Tally the lines of the listing that contain the word "apart", then give the total and nothing else.

(ENTRIES SHOWN):
########################################
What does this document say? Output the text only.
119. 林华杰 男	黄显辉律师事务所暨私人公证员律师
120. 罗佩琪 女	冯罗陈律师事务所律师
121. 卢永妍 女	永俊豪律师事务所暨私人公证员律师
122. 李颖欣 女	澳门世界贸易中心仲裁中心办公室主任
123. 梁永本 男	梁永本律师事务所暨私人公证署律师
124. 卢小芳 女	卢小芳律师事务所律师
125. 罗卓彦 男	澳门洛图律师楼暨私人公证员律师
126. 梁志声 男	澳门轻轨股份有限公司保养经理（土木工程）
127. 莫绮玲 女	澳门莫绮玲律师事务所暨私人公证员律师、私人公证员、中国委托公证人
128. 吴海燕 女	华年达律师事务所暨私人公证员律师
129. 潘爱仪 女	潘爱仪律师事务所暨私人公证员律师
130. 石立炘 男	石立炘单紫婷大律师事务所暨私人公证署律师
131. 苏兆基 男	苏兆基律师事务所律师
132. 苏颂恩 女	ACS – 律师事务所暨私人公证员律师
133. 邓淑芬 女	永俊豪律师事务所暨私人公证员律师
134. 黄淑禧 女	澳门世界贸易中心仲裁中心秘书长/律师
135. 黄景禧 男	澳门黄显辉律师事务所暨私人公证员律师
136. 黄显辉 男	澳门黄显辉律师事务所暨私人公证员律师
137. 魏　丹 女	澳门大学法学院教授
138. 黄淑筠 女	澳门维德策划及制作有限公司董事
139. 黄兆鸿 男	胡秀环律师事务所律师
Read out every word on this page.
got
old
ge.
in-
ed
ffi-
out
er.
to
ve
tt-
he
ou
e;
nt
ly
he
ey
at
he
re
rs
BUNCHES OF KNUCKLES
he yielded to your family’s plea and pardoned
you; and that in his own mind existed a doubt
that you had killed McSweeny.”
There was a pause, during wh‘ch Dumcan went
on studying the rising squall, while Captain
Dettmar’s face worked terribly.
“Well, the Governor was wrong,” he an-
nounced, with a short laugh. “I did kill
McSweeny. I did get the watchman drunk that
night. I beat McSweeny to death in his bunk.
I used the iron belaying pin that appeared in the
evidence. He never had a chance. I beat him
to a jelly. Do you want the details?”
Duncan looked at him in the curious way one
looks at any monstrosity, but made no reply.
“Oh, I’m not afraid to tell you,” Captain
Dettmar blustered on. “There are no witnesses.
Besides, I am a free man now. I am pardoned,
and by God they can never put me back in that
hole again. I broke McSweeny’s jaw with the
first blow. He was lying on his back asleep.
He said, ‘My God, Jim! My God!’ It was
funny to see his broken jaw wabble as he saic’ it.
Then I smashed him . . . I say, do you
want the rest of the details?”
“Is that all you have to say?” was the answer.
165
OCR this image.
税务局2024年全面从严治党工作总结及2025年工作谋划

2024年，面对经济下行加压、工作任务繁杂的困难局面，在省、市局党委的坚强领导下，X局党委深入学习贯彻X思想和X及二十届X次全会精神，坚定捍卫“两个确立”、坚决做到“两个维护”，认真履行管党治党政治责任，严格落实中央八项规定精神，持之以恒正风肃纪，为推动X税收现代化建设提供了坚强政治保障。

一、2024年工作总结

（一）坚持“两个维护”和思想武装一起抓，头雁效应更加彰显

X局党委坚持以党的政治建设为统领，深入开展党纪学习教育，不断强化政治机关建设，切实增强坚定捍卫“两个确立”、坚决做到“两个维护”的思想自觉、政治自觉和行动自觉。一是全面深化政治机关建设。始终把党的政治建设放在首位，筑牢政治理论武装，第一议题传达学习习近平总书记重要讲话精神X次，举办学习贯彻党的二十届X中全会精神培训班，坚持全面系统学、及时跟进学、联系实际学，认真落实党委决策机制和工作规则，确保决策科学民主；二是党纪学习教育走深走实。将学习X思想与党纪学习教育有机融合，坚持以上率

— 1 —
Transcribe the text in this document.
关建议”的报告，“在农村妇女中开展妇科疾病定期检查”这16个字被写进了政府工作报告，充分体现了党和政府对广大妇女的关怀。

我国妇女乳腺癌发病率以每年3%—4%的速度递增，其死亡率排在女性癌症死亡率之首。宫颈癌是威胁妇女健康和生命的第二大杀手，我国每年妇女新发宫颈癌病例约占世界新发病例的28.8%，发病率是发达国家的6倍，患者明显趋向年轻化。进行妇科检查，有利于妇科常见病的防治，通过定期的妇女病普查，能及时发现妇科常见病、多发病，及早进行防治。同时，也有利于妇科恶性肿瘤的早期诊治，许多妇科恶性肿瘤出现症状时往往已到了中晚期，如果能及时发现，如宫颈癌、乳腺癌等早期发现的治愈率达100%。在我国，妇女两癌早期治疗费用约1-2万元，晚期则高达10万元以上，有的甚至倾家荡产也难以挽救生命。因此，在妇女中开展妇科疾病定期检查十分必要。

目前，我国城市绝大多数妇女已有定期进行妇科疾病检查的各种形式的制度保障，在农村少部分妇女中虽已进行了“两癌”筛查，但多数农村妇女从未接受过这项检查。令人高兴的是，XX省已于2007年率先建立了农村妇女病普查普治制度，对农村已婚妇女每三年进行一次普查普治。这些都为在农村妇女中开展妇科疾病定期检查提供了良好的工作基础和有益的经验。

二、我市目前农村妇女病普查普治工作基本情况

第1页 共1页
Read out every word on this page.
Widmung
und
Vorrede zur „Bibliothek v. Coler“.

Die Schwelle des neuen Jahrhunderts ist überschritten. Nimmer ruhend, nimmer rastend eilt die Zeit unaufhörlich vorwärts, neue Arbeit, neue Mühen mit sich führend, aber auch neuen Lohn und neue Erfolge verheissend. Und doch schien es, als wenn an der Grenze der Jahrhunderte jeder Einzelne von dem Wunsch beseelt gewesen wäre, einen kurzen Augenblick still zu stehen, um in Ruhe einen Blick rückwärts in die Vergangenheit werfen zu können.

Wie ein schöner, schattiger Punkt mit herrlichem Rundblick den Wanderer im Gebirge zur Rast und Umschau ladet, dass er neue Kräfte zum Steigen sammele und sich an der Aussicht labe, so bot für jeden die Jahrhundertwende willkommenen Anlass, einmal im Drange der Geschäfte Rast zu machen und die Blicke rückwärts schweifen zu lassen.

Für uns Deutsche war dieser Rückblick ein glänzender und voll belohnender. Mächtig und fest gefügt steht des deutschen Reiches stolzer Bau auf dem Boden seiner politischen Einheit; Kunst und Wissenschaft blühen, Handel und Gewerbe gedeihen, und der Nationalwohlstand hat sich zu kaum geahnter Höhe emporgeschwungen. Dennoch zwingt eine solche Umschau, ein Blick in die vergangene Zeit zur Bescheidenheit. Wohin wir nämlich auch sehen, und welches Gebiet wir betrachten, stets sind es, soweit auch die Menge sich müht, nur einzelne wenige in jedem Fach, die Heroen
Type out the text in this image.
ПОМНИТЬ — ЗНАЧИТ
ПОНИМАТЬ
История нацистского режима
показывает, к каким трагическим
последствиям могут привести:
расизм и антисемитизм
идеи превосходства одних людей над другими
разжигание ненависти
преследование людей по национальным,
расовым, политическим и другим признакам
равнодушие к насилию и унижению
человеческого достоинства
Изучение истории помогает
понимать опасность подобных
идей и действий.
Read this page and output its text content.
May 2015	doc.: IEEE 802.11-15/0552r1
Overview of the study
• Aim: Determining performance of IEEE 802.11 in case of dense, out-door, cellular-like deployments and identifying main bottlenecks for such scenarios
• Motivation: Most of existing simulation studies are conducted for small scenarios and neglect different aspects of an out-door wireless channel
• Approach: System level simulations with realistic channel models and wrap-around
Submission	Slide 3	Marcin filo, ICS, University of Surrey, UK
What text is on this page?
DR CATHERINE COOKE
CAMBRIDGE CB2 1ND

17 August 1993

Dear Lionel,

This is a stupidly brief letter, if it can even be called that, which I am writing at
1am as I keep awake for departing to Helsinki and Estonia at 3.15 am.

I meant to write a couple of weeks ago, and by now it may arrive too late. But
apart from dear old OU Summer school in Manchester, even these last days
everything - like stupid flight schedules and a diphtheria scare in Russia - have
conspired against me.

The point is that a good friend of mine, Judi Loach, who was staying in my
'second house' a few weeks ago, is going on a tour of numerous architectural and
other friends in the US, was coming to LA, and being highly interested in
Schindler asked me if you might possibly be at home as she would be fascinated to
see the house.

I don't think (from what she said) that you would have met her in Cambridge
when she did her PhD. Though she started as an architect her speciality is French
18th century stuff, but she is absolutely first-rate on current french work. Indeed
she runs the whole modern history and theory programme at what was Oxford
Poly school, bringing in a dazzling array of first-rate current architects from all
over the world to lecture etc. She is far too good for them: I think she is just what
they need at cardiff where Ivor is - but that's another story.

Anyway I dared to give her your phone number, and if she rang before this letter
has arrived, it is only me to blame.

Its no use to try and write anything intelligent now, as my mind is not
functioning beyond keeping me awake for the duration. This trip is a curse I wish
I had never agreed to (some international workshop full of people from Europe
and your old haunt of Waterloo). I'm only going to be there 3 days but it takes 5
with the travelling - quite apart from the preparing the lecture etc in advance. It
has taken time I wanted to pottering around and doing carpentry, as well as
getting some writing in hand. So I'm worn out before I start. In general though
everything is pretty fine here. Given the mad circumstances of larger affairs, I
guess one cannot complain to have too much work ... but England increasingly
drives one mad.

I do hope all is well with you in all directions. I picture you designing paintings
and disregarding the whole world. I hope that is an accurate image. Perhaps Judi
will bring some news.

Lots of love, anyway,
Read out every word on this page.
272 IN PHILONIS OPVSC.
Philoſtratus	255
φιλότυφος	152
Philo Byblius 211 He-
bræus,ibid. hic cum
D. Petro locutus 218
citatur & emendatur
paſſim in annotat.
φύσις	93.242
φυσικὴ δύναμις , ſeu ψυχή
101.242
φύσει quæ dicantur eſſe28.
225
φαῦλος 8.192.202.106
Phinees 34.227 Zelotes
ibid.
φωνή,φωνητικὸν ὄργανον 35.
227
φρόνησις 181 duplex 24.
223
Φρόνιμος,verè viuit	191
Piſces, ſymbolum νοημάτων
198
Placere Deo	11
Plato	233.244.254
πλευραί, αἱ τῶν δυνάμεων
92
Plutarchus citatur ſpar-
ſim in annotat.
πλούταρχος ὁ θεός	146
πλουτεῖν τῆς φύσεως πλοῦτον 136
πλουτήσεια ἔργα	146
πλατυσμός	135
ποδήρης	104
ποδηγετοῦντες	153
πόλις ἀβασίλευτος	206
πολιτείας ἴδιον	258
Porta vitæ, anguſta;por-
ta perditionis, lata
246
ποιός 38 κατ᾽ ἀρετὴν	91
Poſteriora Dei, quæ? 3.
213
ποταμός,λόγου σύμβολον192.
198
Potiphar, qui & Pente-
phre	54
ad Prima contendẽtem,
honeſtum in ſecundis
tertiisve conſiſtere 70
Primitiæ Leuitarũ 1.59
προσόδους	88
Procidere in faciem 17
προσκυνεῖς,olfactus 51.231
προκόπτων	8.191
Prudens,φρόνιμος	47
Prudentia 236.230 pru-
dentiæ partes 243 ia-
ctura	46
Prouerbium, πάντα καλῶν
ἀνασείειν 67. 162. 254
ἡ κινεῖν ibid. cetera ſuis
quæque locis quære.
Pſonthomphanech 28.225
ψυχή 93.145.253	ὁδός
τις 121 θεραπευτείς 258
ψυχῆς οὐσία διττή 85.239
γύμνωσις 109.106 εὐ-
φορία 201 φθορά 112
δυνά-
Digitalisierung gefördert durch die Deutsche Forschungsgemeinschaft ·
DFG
########################################
(RESPONSE FOR THIS EXERCISE): 2